(Collection entries)
□ □ □ □ □ □ □
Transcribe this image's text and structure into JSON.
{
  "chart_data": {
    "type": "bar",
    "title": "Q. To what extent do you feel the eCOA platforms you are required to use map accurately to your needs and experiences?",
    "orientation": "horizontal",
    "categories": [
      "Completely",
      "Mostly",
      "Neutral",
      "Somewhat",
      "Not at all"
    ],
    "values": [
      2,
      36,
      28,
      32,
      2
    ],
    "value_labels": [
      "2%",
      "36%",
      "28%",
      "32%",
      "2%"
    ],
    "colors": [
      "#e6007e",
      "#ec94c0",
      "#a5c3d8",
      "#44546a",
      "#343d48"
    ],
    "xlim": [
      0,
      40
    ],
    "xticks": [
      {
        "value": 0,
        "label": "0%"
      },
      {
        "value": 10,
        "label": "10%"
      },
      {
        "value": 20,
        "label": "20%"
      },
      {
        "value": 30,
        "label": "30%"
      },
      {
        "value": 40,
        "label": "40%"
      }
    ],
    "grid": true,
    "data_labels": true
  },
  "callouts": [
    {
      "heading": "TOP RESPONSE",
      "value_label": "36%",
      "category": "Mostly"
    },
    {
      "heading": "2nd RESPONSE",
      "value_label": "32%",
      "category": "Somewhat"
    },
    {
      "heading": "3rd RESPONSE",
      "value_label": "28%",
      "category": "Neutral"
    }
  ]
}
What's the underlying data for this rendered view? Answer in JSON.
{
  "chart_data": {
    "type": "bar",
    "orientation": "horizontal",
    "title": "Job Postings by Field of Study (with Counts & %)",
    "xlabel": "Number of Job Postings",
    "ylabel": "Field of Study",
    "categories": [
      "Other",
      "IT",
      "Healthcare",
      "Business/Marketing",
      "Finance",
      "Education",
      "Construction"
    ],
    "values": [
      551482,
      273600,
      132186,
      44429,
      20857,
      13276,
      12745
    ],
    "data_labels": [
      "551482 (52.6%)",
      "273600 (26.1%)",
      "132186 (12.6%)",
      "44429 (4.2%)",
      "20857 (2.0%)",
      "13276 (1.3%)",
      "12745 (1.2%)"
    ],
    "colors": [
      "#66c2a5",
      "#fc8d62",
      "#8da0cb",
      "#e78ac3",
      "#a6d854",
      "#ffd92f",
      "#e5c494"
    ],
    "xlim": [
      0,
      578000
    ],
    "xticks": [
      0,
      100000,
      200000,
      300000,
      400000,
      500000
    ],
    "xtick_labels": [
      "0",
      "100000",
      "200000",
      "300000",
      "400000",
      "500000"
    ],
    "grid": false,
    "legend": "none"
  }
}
□ □ □ □ □ □ □
What to produce » Reproduce every line of the data verbatim.

Reply to the exercise »
Transcribe this image's text and structure into JSON.
{
  "chart_data": {
    "type": "bar",
    "title": "Q. To what extent do you feel the eCOA platforms you are required to use map accurately to your needs and experiences?",
    "orientation": "horizontal",
    "categories": [
      "Completely",
      "Mostly",
      "Neutral",
      "Somewhat",
      "Not at all"
    ],
    "values": [
      2,
      36,
      28,
      32,
      2
    ],
    "value_labels": [
      "2%",
      "36%",
      "28%",
      "32%",
      "2%"
    ],
    "colors": [
      "#e6007e",
      "#ec94c0",
      "#a5c3d8",
      "#44546a",
      "#343d48"
    ],
    "xlim": [
      0,
      40
    ],
    "xticks": [
      {
        "value": 0,
        "label": "0%"
      },
      {
        "value": 10,
        "label": "10%"
      },
      {
        "value": 20,
        "label": "20%"
      },
      {
        "value": 30,
        "label": "30%"
      },
      {
        "value": 40,
        "label": "40%"
      }
    ],
    "grid": true,
    "data_labels": true
  },
  "callouts": [
    {
      "heading": "TOP RESPONSE",
      "value_label": "36%",
      "category": "Mostly"
    },
    {
      "heading": "2nd RESPONSE",
      "value_label": "32%",
      "category": "Somewhat"
    },
    {
      "heading": "3rd RESPONSE",
      "value_label": "28%",
      "category": "Neutral"
    }
  ]
}
What's the underlying data for this rendered view? Answer in JSON.
{
  "chart_data": {
    "type": "bar",
    "orientation": "horizontal",
    "title": "Job Postings by Field of Study (with Counts & %)",
    "xlabel": "Number of Job Postings",
    "ylabel": "Field of Study",
    "categories": [
      "Other",
      "IT",
      "Healthcare",
      "Business/Marketing",
      "Finance",
      "Education",
      "Construction"
    ],
    "values": [
      551482,
      273600,
      132186,
      44429,
      20857,
      13276,
      12745
    ],
    "data_labels": [
      "551482 (52.6%)",
      "273600 (26.1%)",
      "132186 (12.6%)",
      "44429 (4.2%)",
      "20857 (2.0%)",
      "13276 (1.3%)",
      "12745 (1.2%)"
    ],
    "colors": [
      "#66c2a5",
      "#fc8d62",
      "#8da0cb",
      "#e78ac3",
      "#a6d854",
      "#ffd92f",
      "#e5c494"
    ],
    "xlim": [
      0,
      578000
    ],
    "xticks": [
      0,
      100000,
      200000,
      300000,
      400000,
      500000
    ],
    "xtick_labels": [
      "0",
      "100000",
      "200000",
      "300000",
      "400000",
      "500000"
    ],
    "grid": false,
    "legend": "none"
  }
}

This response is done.